▶ WORKING DATA
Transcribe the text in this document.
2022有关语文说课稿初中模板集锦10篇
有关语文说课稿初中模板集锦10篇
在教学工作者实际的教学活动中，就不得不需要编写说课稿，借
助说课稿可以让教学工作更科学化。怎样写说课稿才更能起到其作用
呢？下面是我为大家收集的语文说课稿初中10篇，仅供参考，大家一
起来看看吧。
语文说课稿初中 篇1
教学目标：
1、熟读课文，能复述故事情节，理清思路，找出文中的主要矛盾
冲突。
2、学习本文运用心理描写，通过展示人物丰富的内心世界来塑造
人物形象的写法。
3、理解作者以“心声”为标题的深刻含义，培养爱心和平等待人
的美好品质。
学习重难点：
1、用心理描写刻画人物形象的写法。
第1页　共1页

▶ WHAT IS REQUIRED
Transcribe all the entries, keeping each one exactly as it is.

▶ WRITTEN RESPONSE
Transcribe the text in this document.
2022有关语文说课稿初中模板集锦10篇
有关语文说课稿初中模板集锦10篇
在教学工作者实际的教学活动中，就不得不需要编写说课稿，借
助说课稿可以让教学工作更科学化。怎样写说课稿才更能起到其作用
呢？下面是我为大家收集的语文说课稿初中10篇，仅供参考，大家一
起来看看吧。
语文说课稿初中 篇1
教学目标：
1、熟读课文，能复述故事情节，理清思路，找出文中的主要矛盾
冲突。
2、学习本文运用心理描写，通过展示人物丰富的内心世界来塑造
人物形象的写法。
3、理解作者以“心声”为标题的深刻含义，培养爱心和平等待人
的美好品质。
学习重难点：
1、用心理描写刻画人物形象的写法。
第1页　共1页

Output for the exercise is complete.